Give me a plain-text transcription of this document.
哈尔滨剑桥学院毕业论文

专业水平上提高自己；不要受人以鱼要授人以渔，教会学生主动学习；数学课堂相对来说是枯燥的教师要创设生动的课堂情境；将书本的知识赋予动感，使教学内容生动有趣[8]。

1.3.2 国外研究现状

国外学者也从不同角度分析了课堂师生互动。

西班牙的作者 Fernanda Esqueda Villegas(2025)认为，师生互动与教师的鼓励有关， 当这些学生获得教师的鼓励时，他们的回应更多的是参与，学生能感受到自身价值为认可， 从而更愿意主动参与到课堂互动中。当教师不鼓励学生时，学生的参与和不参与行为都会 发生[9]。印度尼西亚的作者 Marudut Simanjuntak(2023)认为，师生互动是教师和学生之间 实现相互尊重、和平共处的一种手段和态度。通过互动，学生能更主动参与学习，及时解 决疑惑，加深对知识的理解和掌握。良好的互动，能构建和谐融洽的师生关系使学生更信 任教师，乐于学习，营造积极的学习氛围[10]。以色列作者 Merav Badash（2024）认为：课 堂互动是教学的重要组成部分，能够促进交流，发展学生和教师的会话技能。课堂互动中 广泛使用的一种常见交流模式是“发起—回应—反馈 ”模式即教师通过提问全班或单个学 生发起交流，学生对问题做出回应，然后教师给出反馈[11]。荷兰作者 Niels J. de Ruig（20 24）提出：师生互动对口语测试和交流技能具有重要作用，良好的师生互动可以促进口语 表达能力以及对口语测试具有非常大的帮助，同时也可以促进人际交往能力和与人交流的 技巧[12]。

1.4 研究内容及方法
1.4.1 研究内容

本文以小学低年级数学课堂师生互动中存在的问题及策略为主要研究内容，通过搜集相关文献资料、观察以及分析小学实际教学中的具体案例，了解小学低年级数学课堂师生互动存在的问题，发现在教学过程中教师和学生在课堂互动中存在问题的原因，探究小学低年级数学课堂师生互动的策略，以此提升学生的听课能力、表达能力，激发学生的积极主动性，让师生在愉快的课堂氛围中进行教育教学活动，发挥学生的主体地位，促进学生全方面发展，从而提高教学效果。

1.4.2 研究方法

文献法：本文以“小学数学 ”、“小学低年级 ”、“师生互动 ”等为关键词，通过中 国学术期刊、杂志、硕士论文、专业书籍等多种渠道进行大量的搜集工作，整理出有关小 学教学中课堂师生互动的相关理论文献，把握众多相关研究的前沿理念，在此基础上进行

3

Written instruction:
Retype the entries one by one, exactly.

Correct answer:
Give me a plain-text transcription of this document.
哈尔滨剑桥学院毕业论文

专业水平上提高自己；不要受人以鱼要授人以渔，教会学生主动学习；数学课堂相对来说是枯燥的教师要创设生动的课堂情境；将书本的知识赋予动感，使教学内容生动有趣[8]。

1.3.2 国外研究现状

国外学者也从不同角度分析了课堂师生互动。

西班牙的作者 Fernanda Esqueda Villegas(2025)认为，师生互动与教师的鼓励有关， 当这些学生获得教师的鼓励时，他们的回应更多的是参与，学生能感受到自身价值为认可， 从而更愿意主动参与到课堂互动中。当教师不鼓励学生时，学生的参与和不参与行为都会 发生[9]。印度尼西亚的作者 Marudut Simanjuntak(2023)认为，师生互动是教师和学生之间 实现相互尊重、和平共处的一种手段和态度。通过互动，学生能更主动参与学习，及时解 决疑惑，加深对知识的理解和掌握。良好的互动，能构建和谐融洽的师生关系使学生更信 任教师，乐于学习，营造积极的学习氛围[10]。以色列作者 Merav Badash（2024）认为：课 堂互动是教学的重要组成部分，能够促进交流，发展学生和教师的会话技能。课堂互动中 广泛使用的一种常见交流模式是“发起—回应—反馈 ”模式即教师通过提问全班或单个学 生发起交流，学生对问题做出回应，然后教师给出反馈[11]。荷兰作者 Niels J. de Ruig（20 24）提出：师生互动对口语测试和交流技能具有重要作用，良好的师生互动可以促进口语 表达能力以及对口语测试具有非常大的帮助，同时也可以促进人际交往能力和与人交流的 技巧[12]。

1.4 研究内容及方法
1.4.1 研究内容

本文以小学低年级数学课堂师生互动中存在的问题及策略为主要研究内容，通过搜集相关文献资料、观察以及分析小学实际教学中的具体案例，了解小学低年级数学课堂师生互动存在的问题，发现在教学过程中教师和学生在课堂互动中存在问题的原因，探究小学低年级数学课堂师生互动的策略，以此提升学生的听课能力、表达能力，激发学生的积极主动性，让师生在愉快的课堂氛围中进行教育教学活动，发挥学生的主体地位，促进学生全方面发展，从而提高教学效果。

1.4.2 研究方法

文献法：本文以“小学数学 ”、“小学低年级 ”、“师生互动 ”等为关键词，通过中 国学术期刊、杂志、硕士论文、专业书籍等多种渠道进行大量的搜集工作，整理出有关小 学教学中课堂师生互动的相关理论文献，把握众多相关研究的前沿理念，在此基础上进行

3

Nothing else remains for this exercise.